:: Data ::
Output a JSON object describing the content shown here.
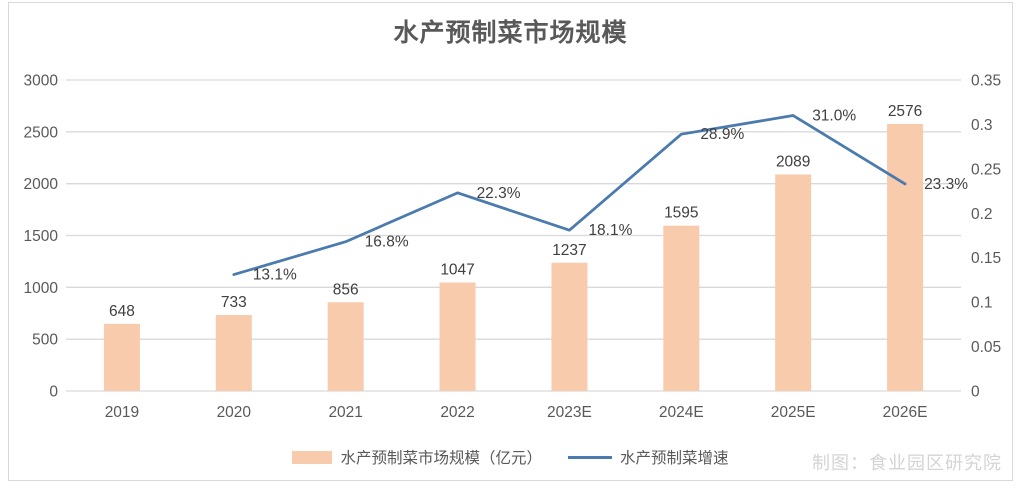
{
  "watermark": "制图：食业园区研究院",
  "colors": {
    "bar": "#f8cbad",
    "line": "#4a7aae",
    "grid": "#d9d9d9",
    "frame_border": "#d9d9d9",
    "tick_text": "#595959",
    "data_label_text": "#404040",
    "title_text": "#595959",
    "watermark_text": "#d4d4d4"
  },
  "chart_data": {
    "type": "combo-bar-line",
    "title": "水产预制菜市场规模",
    "categories": [
      "2019",
      "2020",
      "2021",
      "2022",
      "2023E",
      "2024E",
      "2025E",
      "2026E"
    ],
    "series": [
      {
        "name": "水产预制菜市场规模（亿元）",
        "type": "bar",
        "axis": "left",
        "values": [
          648,
          733,
          856,
          1047,
          1237,
          1595,
          2089,
          2576
        ],
        "labels": [
          "648",
          "733",
          "856",
          "1047",
          "1237",
          "1595",
          "2089",
          "2576"
        ],
        "color": "#f8cbad"
      },
      {
        "name": "水产预制菜增速",
        "type": "line",
        "axis": "right",
        "values": [
          null,
          0.131,
          0.168,
          0.223,
          0.181,
          0.289,
          0.31,
          0.233
        ],
        "labels": [
          "",
          "13.1%",
          "16.8%",
          "22.3%",
          "18.1%",
          "28.9%",
          "31.0%",
          "23.3%"
        ],
        "color": "#4a7aae"
      }
    ],
    "left_axis": {
      "min": 0,
      "max": 3000,
      "ticks": [
        "0",
        "500",
        "1000",
        "1500",
        "2000",
        "2500",
        "3000"
      ]
    },
    "right_axis": {
      "min": 0,
      "max": 0.35,
      "ticks": [
        "0",
        "0.05",
        "0.1",
        "0.15",
        "0.2",
        "0.25",
        "0.3",
        "0.35"
      ]
    },
    "grid": true,
    "legend_position": "bottom"
  }
}
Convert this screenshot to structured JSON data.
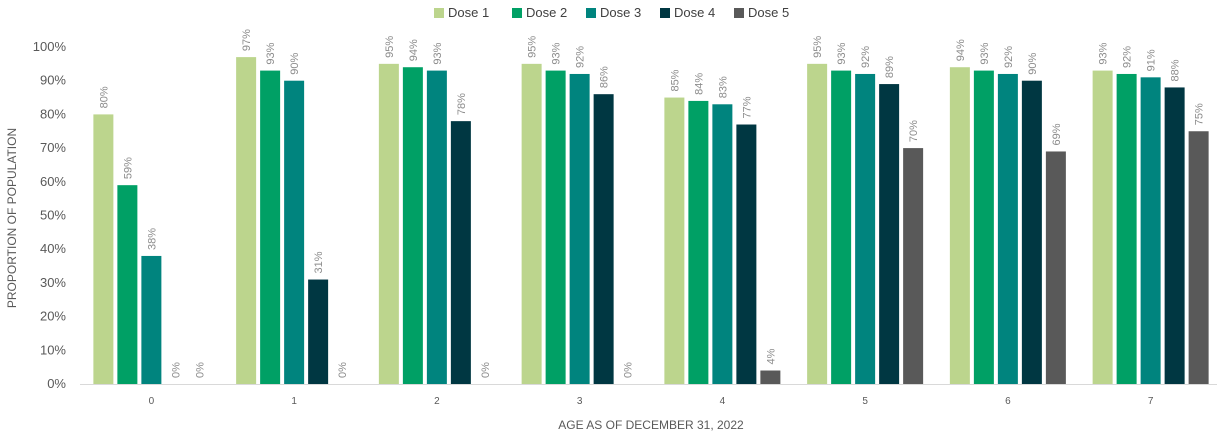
{
  "chart_data": {
    "type": "bar",
    "title": "",
    "xlabel": "AGE AS OF DECEMBER 31, 2022",
    "ylabel": "PROPORTION OF POPULATION",
    "ylim": [
      0,
      100
    ],
    "yticks": [
      "0%",
      "10%",
      "20%",
      "30%",
      "40%",
      "50%",
      "60%",
      "70%",
      "80%",
      "90%",
      "100%"
    ],
    "grid": false,
    "legend_position": "top",
    "categories": [
      "0",
      "1",
      "2",
      "3",
      "4",
      "5",
      "6",
      "7"
    ],
    "series": [
      {
        "name": "Dose 1",
        "color": "#bcd58d",
        "values": [
          80,
          97,
          95,
          95,
          85,
          95,
          94,
          93
        ]
      },
      {
        "name": "Dose 2",
        "color": "#00a065",
        "values": [
          59,
          93,
          94,
          93,
          84,
          93,
          93,
          92
        ]
      },
      {
        "name": "Dose 3",
        "color": "#00847e",
        "values": [
          38,
          90,
          93,
          92,
          83,
          92,
          92,
          91
        ]
      },
      {
        "name": "Dose 4",
        "color": "#003742",
        "values": [
          0,
          31,
          78,
          86,
          77,
          89,
          90,
          88
        ]
      },
      {
        "name": "Dose 5",
        "color": "#595959",
        "values": [
          0,
          0,
          0,
          0,
          4,
          70,
          69,
          75
        ]
      }
    ],
    "value_suffix": "%"
  }
}
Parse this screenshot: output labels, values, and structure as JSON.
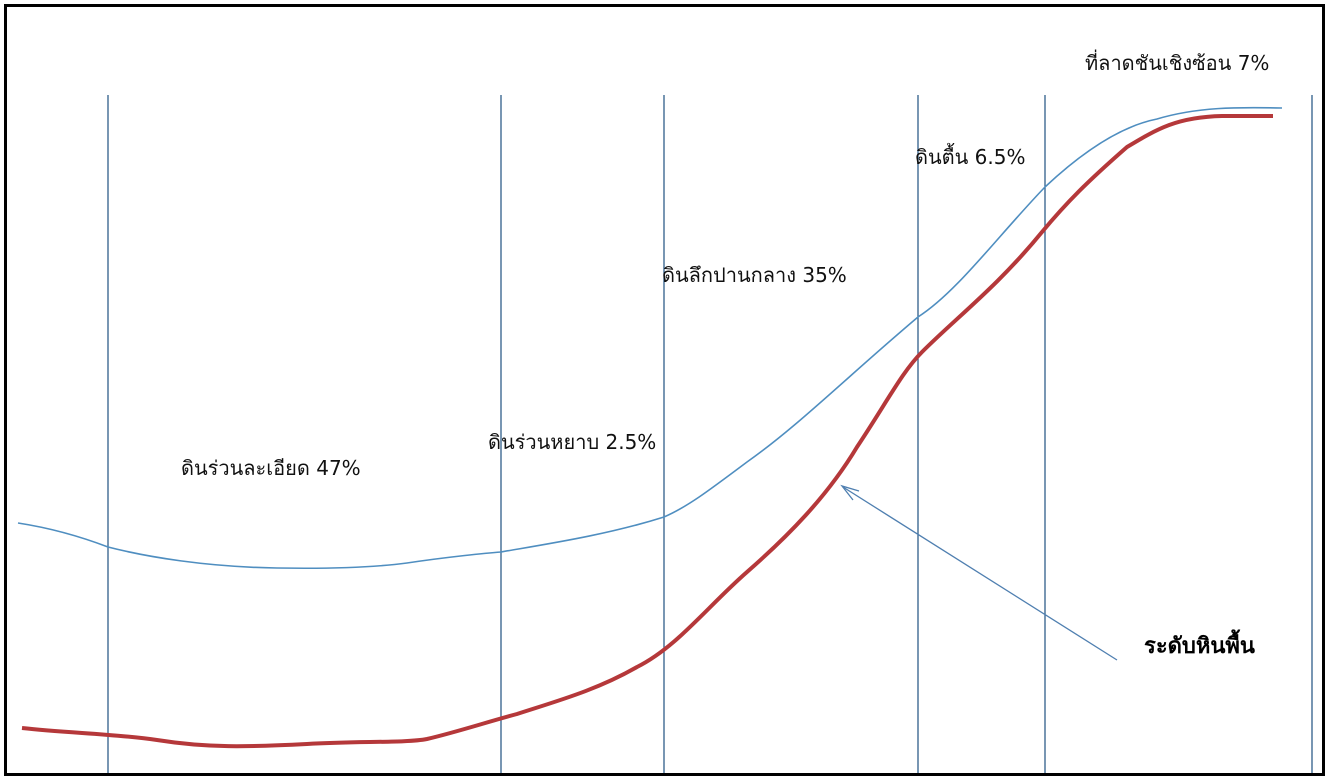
{
  "diagram": {
    "zone_labels": [
      "ดินร่วนละเอียด 47%",
      "ดินร่วนหยาบ 2.5%",
      "ดินลึกปานกลาง 35%",
      "ดินตื้น 6.5%",
      "ที่ลาดชันเชิงซ้อน 7%"
    ],
    "pointer_label": "ระดับหินพื้น",
    "colors": {
      "border": "#000000",
      "zone_line": "#2f5f8a",
      "surface_line": "#4f8ec0",
      "bedrock_line": "#b5383a",
      "arrow": "#4f7fb0"
    }
  }
}
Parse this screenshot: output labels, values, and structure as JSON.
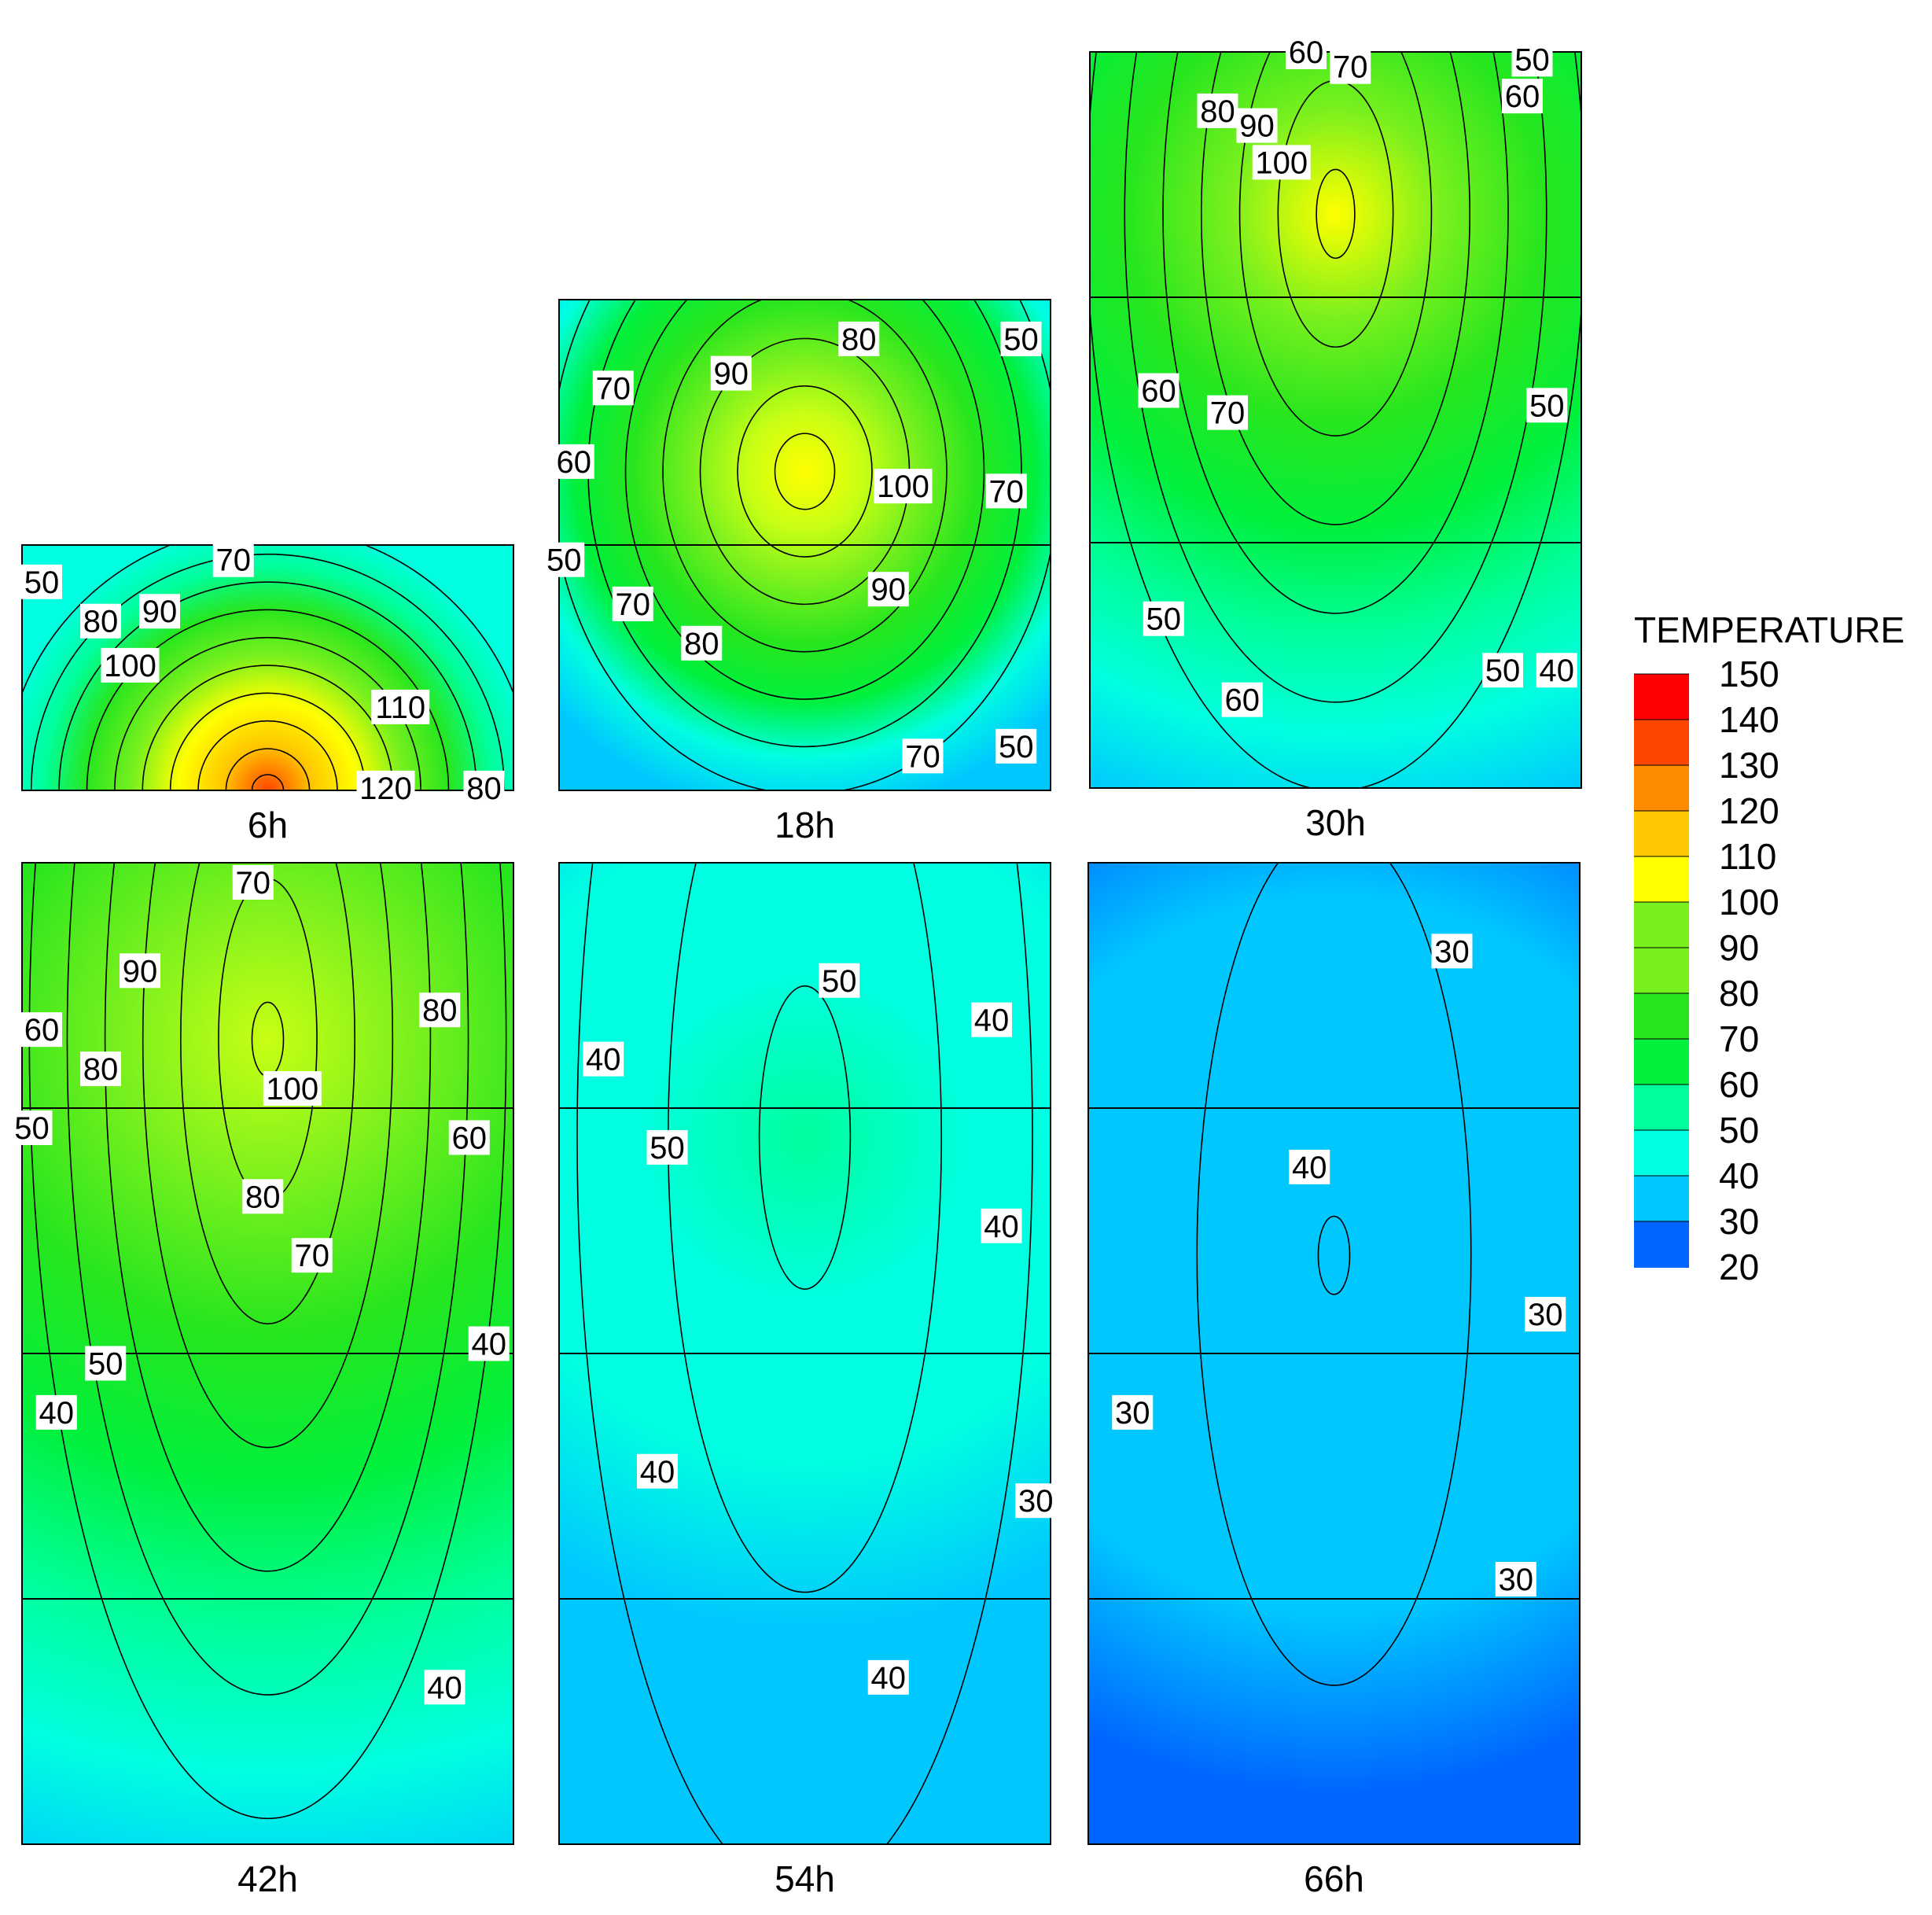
{
  "chart_data": {
    "type": "heatmap",
    "legend": {
      "title": "TEMPERATURE",
      "ticks": [
        "150",
        "140",
        "130",
        "120",
        "110",
        "100",
        "90",
        "80",
        "70",
        "60",
        "50",
        "40",
        "30",
        "20"
      ],
      "min": 20,
      "max": 150,
      "colors": [
        "#0000ff",
        "#0064ff",
        "#00c8ff",
        "#00ffe0",
        "#00ff9c",
        "#00f03c",
        "#28e61e",
        "#78f01e",
        "#c8ff14",
        "#ffff00",
        "#ffc800",
        "#ff8c00",
        "#ff4600",
        "#ff0000"
      ],
      "placement": "right"
    },
    "panels": [
      {
        "title": "6h",
        "segments": 1,
        "peak_temp": 135,
        "edge_temp": 45,
        "labels": [
          {
            "t": "70",
            "x": 0.43,
            "y": 0.06
          },
          {
            "t": "50",
            "x": 0.04,
            "y": 0.15
          },
          {
            "t": "80",
            "x": 0.16,
            "y": 0.31
          },
          {
            "t": "90",
            "x": 0.28,
            "y": 0.27
          },
          {
            "t": "100",
            "x": 0.22,
            "y": 0.49
          },
          {
            "t": "110",
            "x": 0.77,
            "y": 0.66
          },
          {
            "t": "120",
            "x": 0.74,
            "y": 0.99
          },
          {
            "t": "80",
            "x": 0.94,
            "y": 0.99
          }
        ]
      },
      {
        "title": "18h",
        "segments": 2,
        "peak_temp": 108,
        "edge_temp": 44,
        "labels": [
          {
            "t": "80",
            "x": 0.61,
            "y": 0.08
          },
          {
            "t": "50",
            "x": 0.94,
            "y": 0.08
          },
          {
            "t": "70",
            "x": 0.11,
            "y": 0.18
          },
          {
            "t": "90",
            "x": 0.35,
            "y": 0.15
          },
          {
            "t": "60",
            "x": 0.03,
            "y": 0.33
          },
          {
            "t": "100",
            "x": 0.7,
            "y": 0.38
          },
          {
            "t": "70",
            "x": 0.91,
            "y": 0.39
          },
          {
            "t": "50",
            "x": 0.01,
            "y": 0.53
          },
          {
            "t": "70",
            "x": 0.15,
            "y": 0.62
          },
          {
            "t": "90",
            "x": 0.67,
            "y": 0.59
          },
          {
            "t": "80",
            "x": 0.29,
            "y": 0.7
          },
          {
            "t": "70",
            "x": 0.74,
            "y": 0.93
          },
          {
            "t": "50",
            "x": 0.93,
            "y": 0.91
          }
        ]
      },
      {
        "title": "30h",
        "segments": 3,
        "peak_temp": 105,
        "edge_temp": 43,
        "labels": [
          {
            "t": "60",
            "x": 0.44,
            "y": 0.0
          },
          {
            "t": "70",
            "x": 0.53,
            "y": 0.02
          },
          {
            "t": "50",
            "x": 0.9,
            "y": 0.01
          },
          {
            "t": "60",
            "x": 0.88,
            "y": 0.06
          },
          {
            "t": "80",
            "x": 0.26,
            "y": 0.08
          },
          {
            "t": "90",
            "x": 0.34,
            "y": 0.1
          },
          {
            "t": "100",
            "x": 0.39,
            "y": 0.15
          },
          {
            "t": "60",
            "x": 0.14,
            "y": 0.46
          },
          {
            "t": "70",
            "x": 0.28,
            "y": 0.49
          },
          {
            "t": "50",
            "x": 0.93,
            "y": 0.48
          },
          {
            "t": "50",
            "x": 0.15,
            "y": 0.77
          },
          {
            "t": "60",
            "x": 0.31,
            "y": 0.88
          },
          {
            "t": "50",
            "x": 0.84,
            "y": 0.84
          },
          {
            "t": "40",
            "x": 0.95,
            "y": 0.84
          }
        ]
      },
      {
        "title": "42h",
        "segments": 4,
        "peak_temp": 103,
        "edge_temp": 40,
        "labels": [
          {
            "t": "70",
            "x": 0.47,
            "y": 0.02
          },
          {
            "t": "90",
            "x": 0.24,
            "y": 0.11
          },
          {
            "t": "80",
            "x": 0.85,
            "y": 0.15
          },
          {
            "t": "60",
            "x": 0.04,
            "y": 0.17
          },
          {
            "t": "80",
            "x": 0.16,
            "y": 0.21
          },
          {
            "t": "100",
            "x": 0.55,
            "y": 0.23
          },
          {
            "t": "50",
            "x": 0.02,
            "y": 0.27
          },
          {
            "t": "60",
            "x": 0.91,
            "y": 0.28
          },
          {
            "t": "80",
            "x": 0.49,
            "y": 0.34
          },
          {
            "t": "70",
            "x": 0.59,
            "y": 0.4
          },
          {
            "t": "50",
            "x": 0.17,
            "y": 0.51
          },
          {
            "t": "40",
            "x": 0.95,
            "y": 0.49
          },
          {
            "t": "40",
            "x": 0.07,
            "y": 0.56
          },
          {
            "t": "40",
            "x": 0.86,
            "y": 0.84
          }
        ]
      },
      {
        "title": "54h",
        "segments": 4,
        "peak_temp": 55,
        "edge_temp": 33,
        "labels": [
          {
            "t": "50",
            "x": 0.57,
            "y": 0.12
          },
          {
            "t": "40",
            "x": 0.88,
            "y": 0.16
          },
          {
            "t": "40",
            "x": 0.09,
            "y": 0.2
          },
          {
            "t": "50",
            "x": 0.22,
            "y": 0.29
          },
          {
            "t": "40",
            "x": 0.9,
            "y": 0.37
          },
          {
            "t": "40",
            "x": 0.2,
            "y": 0.62
          },
          {
            "t": "30",
            "x": 0.97,
            "y": 0.65
          },
          {
            "t": "40",
            "x": 0.67,
            "y": 0.83
          }
        ]
      },
      {
        "title": "66h",
        "segments": 4,
        "peak_temp": 41,
        "edge_temp": 24,
        "labels": [
          {
            "t": "30",
            "x": 0.74,
            "y": 0.09
          },
          {
            "t": "40",
            "x": 0.45,
            "y": 0.31
          },
          {
            "t": "30",
            "x": 0.93,
            "y": 0.46
          },
          {
            "t": "30",
            "x": 0.09,
            "y": 0.56
          },
          {
            "t": "30",
            "x": 0.87,
            "y": 0.73
          }
        ]
      }
    ]
  }
}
:::
**Given instruction**
Gather each line holding the string "type".

**Task result**
    "type": "combo-bar-line",
        "type": "bar",
        "type": "line",
    "type": "bar",
    "type": "heatmap",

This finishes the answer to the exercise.